## READING TEXT:
╔══

Notable alignment safety

Drifting Preference Optimization for One-Step Generative Models

Zhou Jiang, Yandong Wen, Zhen Liu

Published
Jun 1, 2026 — 17:31 UTC

Problem
The paper addresses the challenge of preference finetuning in one-step text-to-image generators, which are appealing for their efficiency but struggle with standard alignment methods. Existing techniques often depend on complex mechanisms such as policy likelihoods, denoising trajectories, differentiable reward gradients, or test-time optimization, which can be computationally intensive and impractical for real-time applications. This work is a preprint and has not undergone peer review.

Method
The authors propose Drifting Preference Optimization (DrPO), an online finetuning method specifically designed for deterministic one-step generators. DrPO operates by sampling candidate images from the generator for each prompt and ranking them based on a target reward. The method synthesizes an update direction in feature space using high- and low-scoring samples, creating a non-parametric dipole preference field combined with a reference drift derived from a frozen base generator. This update is optimized through a detached feature-space regression target, allowing the method to utilize large, black-box, or non-differentiable rewards solely for ranking purposes. Consequently, inference remains efficient, requiring only a single generator call.

╚══

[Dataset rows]
╔══

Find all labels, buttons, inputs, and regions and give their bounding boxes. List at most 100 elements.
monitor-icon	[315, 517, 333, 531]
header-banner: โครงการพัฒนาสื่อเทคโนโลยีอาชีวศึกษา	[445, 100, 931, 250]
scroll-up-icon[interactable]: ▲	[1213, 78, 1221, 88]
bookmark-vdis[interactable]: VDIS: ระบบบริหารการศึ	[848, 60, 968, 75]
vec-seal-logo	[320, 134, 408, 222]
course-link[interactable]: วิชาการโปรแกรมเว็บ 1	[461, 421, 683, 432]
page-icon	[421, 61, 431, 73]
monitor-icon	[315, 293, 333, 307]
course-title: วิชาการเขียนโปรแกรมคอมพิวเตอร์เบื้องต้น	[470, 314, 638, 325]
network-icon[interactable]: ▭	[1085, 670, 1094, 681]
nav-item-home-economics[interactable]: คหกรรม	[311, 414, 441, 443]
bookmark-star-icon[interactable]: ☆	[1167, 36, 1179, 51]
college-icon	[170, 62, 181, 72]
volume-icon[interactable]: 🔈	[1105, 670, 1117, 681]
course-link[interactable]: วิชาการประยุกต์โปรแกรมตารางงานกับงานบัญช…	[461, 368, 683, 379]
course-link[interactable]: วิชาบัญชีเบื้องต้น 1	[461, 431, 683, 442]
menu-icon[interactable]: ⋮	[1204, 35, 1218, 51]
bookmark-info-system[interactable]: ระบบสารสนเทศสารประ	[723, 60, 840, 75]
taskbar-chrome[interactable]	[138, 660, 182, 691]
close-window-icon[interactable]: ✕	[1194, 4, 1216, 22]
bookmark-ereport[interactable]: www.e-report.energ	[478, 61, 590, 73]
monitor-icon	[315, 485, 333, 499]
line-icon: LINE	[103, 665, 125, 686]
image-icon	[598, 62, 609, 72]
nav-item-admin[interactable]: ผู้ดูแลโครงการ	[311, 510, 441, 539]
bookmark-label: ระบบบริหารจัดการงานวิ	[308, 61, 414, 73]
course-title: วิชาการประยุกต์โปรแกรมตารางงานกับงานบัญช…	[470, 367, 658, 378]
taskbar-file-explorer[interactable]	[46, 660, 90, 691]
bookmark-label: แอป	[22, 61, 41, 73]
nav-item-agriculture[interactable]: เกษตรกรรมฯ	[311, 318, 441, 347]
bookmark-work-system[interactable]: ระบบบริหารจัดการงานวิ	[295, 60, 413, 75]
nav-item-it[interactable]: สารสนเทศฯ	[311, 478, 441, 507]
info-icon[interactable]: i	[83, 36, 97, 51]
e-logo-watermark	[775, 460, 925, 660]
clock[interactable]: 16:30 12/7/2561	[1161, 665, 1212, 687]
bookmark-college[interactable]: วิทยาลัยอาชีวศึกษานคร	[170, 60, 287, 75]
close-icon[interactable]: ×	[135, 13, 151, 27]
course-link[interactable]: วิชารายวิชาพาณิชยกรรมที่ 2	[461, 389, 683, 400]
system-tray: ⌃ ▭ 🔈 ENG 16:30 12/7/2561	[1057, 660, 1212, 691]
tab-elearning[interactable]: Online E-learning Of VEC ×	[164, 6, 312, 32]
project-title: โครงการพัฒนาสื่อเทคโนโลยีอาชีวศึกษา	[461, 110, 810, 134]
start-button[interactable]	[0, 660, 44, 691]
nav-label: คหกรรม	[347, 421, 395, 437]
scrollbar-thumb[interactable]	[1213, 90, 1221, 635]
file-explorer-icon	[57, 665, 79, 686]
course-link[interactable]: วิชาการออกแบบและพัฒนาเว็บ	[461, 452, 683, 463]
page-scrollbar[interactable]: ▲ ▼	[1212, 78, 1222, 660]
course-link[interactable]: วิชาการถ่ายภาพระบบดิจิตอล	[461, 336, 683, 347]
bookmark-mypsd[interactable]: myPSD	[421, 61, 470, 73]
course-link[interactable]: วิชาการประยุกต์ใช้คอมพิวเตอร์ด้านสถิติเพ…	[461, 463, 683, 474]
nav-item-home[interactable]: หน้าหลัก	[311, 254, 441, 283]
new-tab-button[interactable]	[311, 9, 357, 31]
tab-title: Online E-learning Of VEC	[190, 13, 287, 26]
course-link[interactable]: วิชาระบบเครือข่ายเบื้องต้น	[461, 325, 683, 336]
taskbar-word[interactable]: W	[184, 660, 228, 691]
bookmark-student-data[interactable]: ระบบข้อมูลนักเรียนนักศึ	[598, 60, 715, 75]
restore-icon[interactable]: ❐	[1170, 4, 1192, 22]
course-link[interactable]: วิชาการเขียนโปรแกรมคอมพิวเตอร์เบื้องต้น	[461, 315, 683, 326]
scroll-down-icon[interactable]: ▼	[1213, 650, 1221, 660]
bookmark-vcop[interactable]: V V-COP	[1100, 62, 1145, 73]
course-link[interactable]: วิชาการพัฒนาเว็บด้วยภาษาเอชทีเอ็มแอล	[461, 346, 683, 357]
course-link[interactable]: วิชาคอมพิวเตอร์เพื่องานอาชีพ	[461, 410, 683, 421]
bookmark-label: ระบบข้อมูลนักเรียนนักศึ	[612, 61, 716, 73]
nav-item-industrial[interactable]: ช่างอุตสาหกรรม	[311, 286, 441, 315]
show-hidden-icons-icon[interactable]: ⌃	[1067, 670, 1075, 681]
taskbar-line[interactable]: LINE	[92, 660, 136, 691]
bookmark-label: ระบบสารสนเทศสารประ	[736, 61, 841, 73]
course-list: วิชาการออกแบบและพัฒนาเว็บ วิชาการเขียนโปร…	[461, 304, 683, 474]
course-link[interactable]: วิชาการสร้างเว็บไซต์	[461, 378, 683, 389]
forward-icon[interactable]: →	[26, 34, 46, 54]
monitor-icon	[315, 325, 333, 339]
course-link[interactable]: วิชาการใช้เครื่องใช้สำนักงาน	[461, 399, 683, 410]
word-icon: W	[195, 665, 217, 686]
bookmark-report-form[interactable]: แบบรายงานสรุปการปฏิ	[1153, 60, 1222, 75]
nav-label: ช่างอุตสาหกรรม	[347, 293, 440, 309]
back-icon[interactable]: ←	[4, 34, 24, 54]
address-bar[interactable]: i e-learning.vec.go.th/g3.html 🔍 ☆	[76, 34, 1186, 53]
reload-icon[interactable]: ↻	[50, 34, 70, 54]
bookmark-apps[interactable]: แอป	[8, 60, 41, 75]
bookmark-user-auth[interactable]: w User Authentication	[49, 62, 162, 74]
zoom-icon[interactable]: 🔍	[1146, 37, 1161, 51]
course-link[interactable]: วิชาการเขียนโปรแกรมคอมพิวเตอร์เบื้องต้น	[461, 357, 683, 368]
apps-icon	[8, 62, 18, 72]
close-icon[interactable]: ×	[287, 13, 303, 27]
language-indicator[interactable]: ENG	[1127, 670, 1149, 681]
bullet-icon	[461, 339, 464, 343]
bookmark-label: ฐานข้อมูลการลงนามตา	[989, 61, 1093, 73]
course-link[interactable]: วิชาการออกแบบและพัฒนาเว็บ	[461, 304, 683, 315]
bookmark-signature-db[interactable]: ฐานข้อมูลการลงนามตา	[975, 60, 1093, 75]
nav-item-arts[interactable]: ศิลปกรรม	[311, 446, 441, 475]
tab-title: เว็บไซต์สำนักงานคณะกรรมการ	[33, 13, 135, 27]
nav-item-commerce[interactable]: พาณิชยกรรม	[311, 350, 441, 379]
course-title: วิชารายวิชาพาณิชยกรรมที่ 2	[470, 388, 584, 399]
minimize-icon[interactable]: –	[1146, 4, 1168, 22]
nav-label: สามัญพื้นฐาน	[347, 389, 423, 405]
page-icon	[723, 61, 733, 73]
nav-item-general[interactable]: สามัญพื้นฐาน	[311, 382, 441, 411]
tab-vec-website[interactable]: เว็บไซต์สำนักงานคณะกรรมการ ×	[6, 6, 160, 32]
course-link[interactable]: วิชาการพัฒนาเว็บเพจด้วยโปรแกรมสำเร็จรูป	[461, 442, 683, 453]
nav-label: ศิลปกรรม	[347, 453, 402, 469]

╚══

## YOUR INSTRUCTIONS:
Answer these questions about the summary of Drifting Preference Optimization:
(a) What review status does the work have?
(b) What are the candidate images ranked by?
(c) How many generator calls does inference require?

## EXERCISE ANSWER:
(a) It is a preprint and has not undergone peer review.
(b) A target reward.
(c) A single generator call.